■ **PROBLEM**: Could you repeat the records below exactly, leaving out any pictures?

BEGIN DATA EXCERPTS

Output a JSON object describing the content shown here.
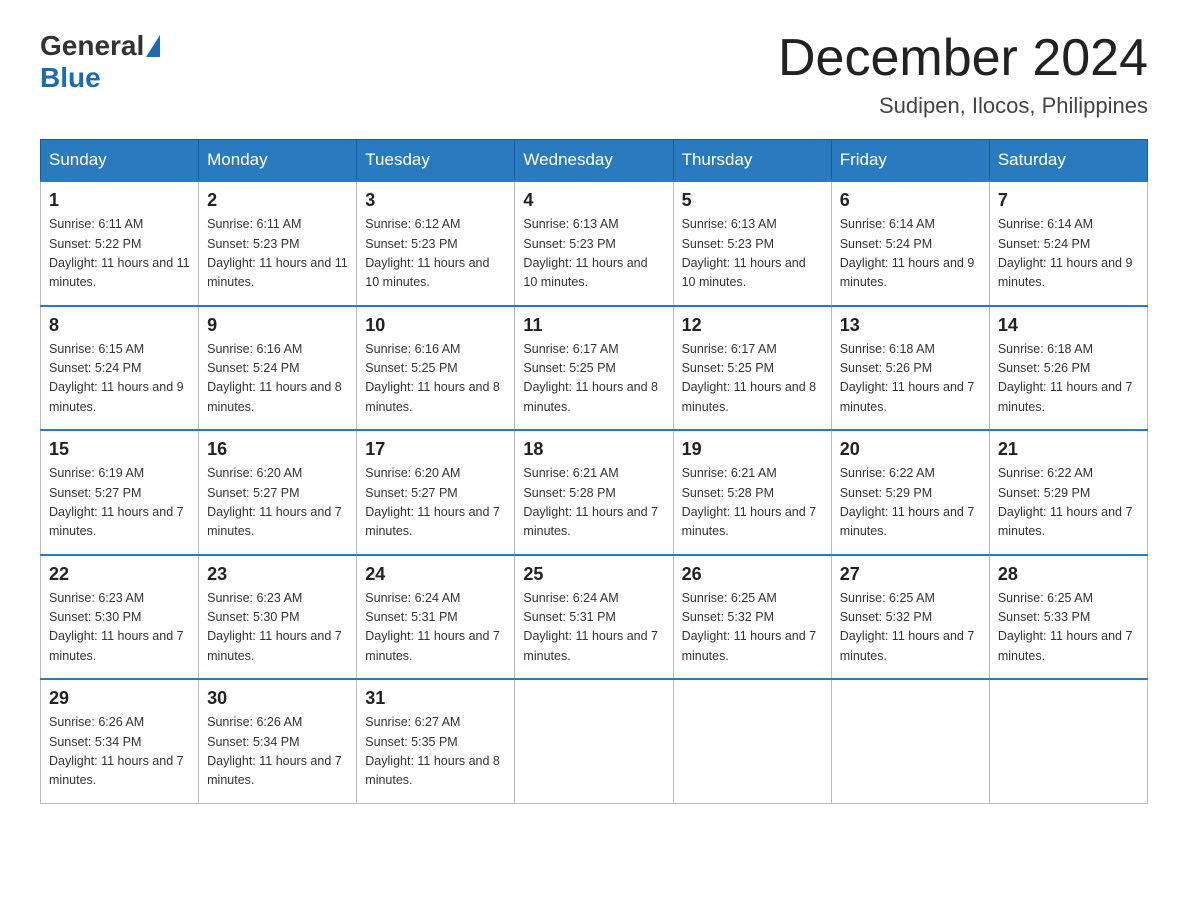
{
  "header": {
    "logo_general": "General",
    "logo_blue": "Blue",
    "month_year": "December 2024",
    "location": "Sudipen, Ilocos, Philippines"
  },
  "days_of_week": [
    "Sunday",
    "Monday",
    "Tuesday",
    "Wednesday",
    "Thursday",
    "Friday",
    "Saturday"
  ],
  "weeks": [
    [
      {
        "day": "1",
        "sunrise": "6:11 AM",
        "sunset": "5:22 PM",
        "daylight": "11 hours and 11 minutes."
      },
      {
        "day": "2",
        "sunrise": "6:11 AM",
        "sunset": "5:23 PM",
        "daylight": "11 hours and 11 minutes."
      },
      {
        "day": "3",
        "sunrise": "6:12 AM",
        "sunset": "5:23 PM",
        "daylight": "11 hours and 10 minutes."
      },
      {
        "day": "4",
        "sunrise": "6:13 AM",
        "sunset": "5:23 PM",
        "daylight": "11 hours and 10 minutes."
      },
      {
        "day": "5",
        "sunrise": "6:13 AM",
        "sunset": "5:23 PM",
        "daylight": "11 hours and 10 minutes."
      },
      {
        "day": "6",
        "sunrise": "6:14 AM",
        "sunset": "5:24 PM",
        "daylight": "11 hours and 9 minutes."
      },
      {
        "day": "7",
        "sunrise": "6:14 AM",
        "sunset": "5:24 PM",
        "daylight": "11 hours and 9 minutes."
      }
    ],
    [
      {
        "day": "8",
        "sunrise": "6:15 AM",
        "sunset": "5:24 PM",
        "daylight": "11 hours and 9 minutes."
      },
      {
        "day": "9",
        "sunrise": "6:16 AM",
        "sunset": "5:24 PM",
        "daylight": "11 hours and 8 minutes."
      },
      {
        "day": "10",
        "sunrise": "6:16 AM",
        "sunset": "5:25 PM",
        "daylight": "11 hours and 8 minutes."
      },
      {
        "day": "11",
        "sunrise": "6:17 AM",
        "sunset": "5:25 PM",
        "daylight": "11 hours and 8 minutes."
      },
      {
        "day": "12",
        "sunrise": "6:17 AM",
        "sunset": "5:25 PM",
        "daylight": "11 hours and 8 minutes."
      },
      {
        "day": "13",
        "sunrise": "6:18 AM",
        "sunset": "5:26 PM",
        "daylight": "11 hours and 7 minutes."
      },
      {
        "day": "14",
        "sunrise": "6:18 AM",
        "sunset": "5:26 PM",
        "daylight": "11 hours and 7 minutes."
      }
    ],
    [
      {
        "day": "15",
        "sunrise": "6:19 AM",
        "sunset": "5:27 PM",
        "daylight": "11 hours and 7 minutes."
      },
      {
        "day": "16",
        "sunrise": "6:20 AM",
        "sunset": "5:27 PM",
        "daylight": "11 hours and 7 minutes."
      },
      {
        "day": "17",
        "sunrise": "6:20 AM",
        "sunset": "5:27 PM",
        "daylight": "11 hours and 7 minutes."
      },
      {
        "day": "18",
        "sunrise": "6:21 AM",
        "sunset": "5:28 PM",
        "daylight": "11 hours and 7 minutes."
      },
      {
        "day": "19",
        "sunrise": "6:21 AM",
        "sunset": "5:28 PM",
        "daylight": "11 hours and 7 minutes."
      },
      {
        "day": "20",
        "sunrise": "6:22 AM",
        "sunset": "5:29 PM",
        "daylight": "11 hours and 7 minutes."
      },
      {
        "day": "21",
        "sunrise": "6:22 AM",
        "sunset": "5:29 PM",
        "daylight": "11 hours and 7 minutes."
      }
    ],
    [
      {
        "day": "22",
        "sunrise": "6:23 AM",
        "sunset": "5:30 PM",
        "daylight": "11 hours and 7 minutes."
      },
      {
        "day": "23",
        "sunrise": "6:23 AM",
        "sunset": "5:30 PM",
        "daylight": "11 hours and 7 minutes."
      },
      {
        "day": "24",
        "sunrise": "6:24 AM",
        "sunset": "5:31 PM",
        "daylight": "11 hours and 7 minutes."
      },
      {
        "day": "25",
        "sunrise": "6:24 AM",
        "sunset": "5:31 PM",
        "daylight": "11 hours and 7 minutes."
      },
      {
        "day": "26",
        "sunrise": "6:25 AM",
        "sunset": "5:32 PM",
        "daylight": "11 hours and 7 minutes."
      },
      {
        "day": "27",
        "sunrise": "6:25 AM",
        "sunset": "5:32 PM",
        "daylight": "11 hours and 7 minutes."
      },
      {
        "day": "28",
        "sunrise": "6:25 AM",
        "sunset": "5:33 PM",
        "daylight": "11 hours and 7 minutes."
      }
    ],
    [
      {
        "day": "29",
        "sunrise": "6:26 AM",
        "sunset": "5:34 PM",
        "daylight": "11 hours and 7 minutes."
      },
      {
        "day": "30",
        "sunrise": "6:26 AM",
        "sunset": "5:34 PM",
        "daylight": "11 hours and 7 minutes."
      },
      {
        "day": "31",
        "sunrise": "6:27 AM",
        "sunset": "5:35 PM",
        "daylight": "11 hours and 8 minutes."
      },
      null,
      null,
      null,
      null
    ]
  ]
}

END DATA EXCERPTS

■ **EXERCISE RESULT**:
Output a JSON object describing the content shown here.
{
  "header": {
    "logo_general": "General",
    "logo_blue": "Blue",
    "month_year": "December 2024",
    "location": "Sudipen, Ilocos, Philippines"
  },
  "days_of_week": [
    "Sunday",
    "Monday",
    "Tuesday",
    "Wednesday",
    "Thursday",
    "Friday",
    "Saturday"
  ],
  "weeks": [
    [
      {
        "day": "1",
        "sunrise": "6:11 AM",
        "sunset": "5:22 PM",
        "daylight": "11 hours and 11 minutes."
      },
      {
        "day": "2",
        "sunrise": "6:11 AM",
        "sunset": "5:23 PM",
        "daylight": "11 hours and 11 minutes."
      },
      {
        "day": "3",
        "sunrise": "6:12 AM",
        "sunset": "5:23 PM",
        "daylight": "11 hours and 10 minutes."
      },
      {
        "day": "4",
        "sunrise": "6:13 AM",
        "sunset": "5:23 PM",
        "daylight": "11 hours and 10 minutes."
      },
      {
        "day": "5",
        "sunrise": "6:13 AM",
        "sunset": "5:23 PM",
        "daylight": "11 hours and 10 minutes."
      },
      {
        "day": "6",
        "sunrise": "6:14 AM",
        "sunset": "5:24 PM",
        "daylight": "11 hours and 9 minutes."
      },
      {
        "day": "7",
        "sunrise": "6:14 AM",
        "sunset": "5:24 PM",
        "daylight": "11 hours and 9 minutes."
      }
    ],
    [
      {
        "day": "8",
        "sunrise": "6:15 AM",
        "sunset": "5:24 PM",
        "daylight": "11 hours and 9 minutes."
      },
      {
        "day": "9",
        "sunrise": "6:16 AM",
        "sunset": "5:24 PM",
        "daylight": "11 hours and 8 minutes."
      },
      {
        "day": "10",
        "sunrise": "6:16 AM",
        "sunset": "5:25 PM",
        "daylight": "11 hours and 8 minutes."
      },
      {
        "day": "11",
        "sunrise": "6:17 AM",
        "sunset": "5:25 PM",
        "daylight": "11 hours and 8 minutes."
      },
      {
        "day": "12",
        "sunrise": "6:17 AM",
        "sunset": "5:25 PM",
        "daylight": "11 hours and 8 minutes."
      },
      {
        "day": "13",
        "sunrise": "6:18 AM",
        "sunset": "5:26 PM",
        "daylight": "11 hours and 7 minutes."
      },
      {
        "day": "14",
        "sunrise": "6:18 AM",
        "sunset": "5:26 PM",
        "daylight": "11 hours and 7 minutes."
      }
    ],
    [
      {
        "day": "15",
        "sunrise": "6:19 AM",
        "sunset": "5:27 PM",
        "daylight": "11 hours and 7 minutes."
      },
      {
        "day": "16",
        "sunrise": "6:20 AM",
        "sunset": "5:27 PM",
        "daylight": "11 hours and 7 minutes."
      },
      {
        "day": "17",
        "sunrise": "6:20 AM",
        "sunset": "5:27 PM",
        "daylight": "11 hours and 7 minutes."
      },
      {
        "day": "18",
        "sunrise": "6:21 AM",
        "sunset": "5:28 PM",
        "daylight": "11 hours and 7 minutes."
      },
      {
        "day": "19",
        "sunrise": "6:21 AM",
        "sunset": "5:28 PM",
        "daylight": "11 hours and 7 minutes."
      },
      {
        "day": "20",
        "sunrise": "6:22 AM",
        "sunset": "5:29 PM",
        "daylight": "11 hours and 7 minutes."
      },
      {
        "day": "21",
        "sunrise": "6:22 AM",
        "sunset": "5:29 PM",
        "daylight": "11 hours and 7 minutes."
      }
    ],
    [
      {
        "day": "22",
        "sunrise": "6:23 AM",
        "sunset": "5:30 PM",
        "daylight": "11 hours and 7 minutes."
      },
      {
        "day": "23",
        "sunrise": "6:23 AM",
        "sunset": "5:30 PM",
        "daylight": "11 hours and 7 minutes."
      },
      {
        "day": "24",
        "sunrise": "6:24 AM",
        "sunset": "5:31 PM",
        "daylight": "11 hours and 7 minutes."
      },
      {
        "day": "25",
        "sunrise": "6:24 AM",
        "sunset": "5:31 PM",
        "daylight": "11 hours and 7 minutes."
      },
      {
        "day": "26",
        "sunrise": "6:25 AM",
        "sunset": "5:32 PM",
        "daylight": "11 hours and 7 minutes."
      },
      {
        "day": "27",
        "sunrise": "6:25 AM",
        "sunset": "5:32 PM",
        "daylight": "11 hours and 7 minutes."
      },
      {
        "day": "28",
        "sunrise": "6:25 AM",
        "sunset": "5:33 PM",
        "daylight": "11 hours and 7 minutes."
      }
    ],
    [
      {
        "day": "29",
        "sunrise": "6:26 AM",
        "sunset": "5:34 PM",
        "daylight": "11 hours and 7 minutes."
      },
      {
        "day": "30",
        "sunrise": "6:26 AM",
        "sunset": "5:34 PM",
        "daylight": "11 hours and 7 minutes."
      },
      {
        "day": "31",
        "sunrise": "6:27 AM",
        "sunset": "5:35 PM",
        "daylight": "11 hours and 8 minutes."
      },
      null,
      null,
      null,
      null
    ]
  ]
}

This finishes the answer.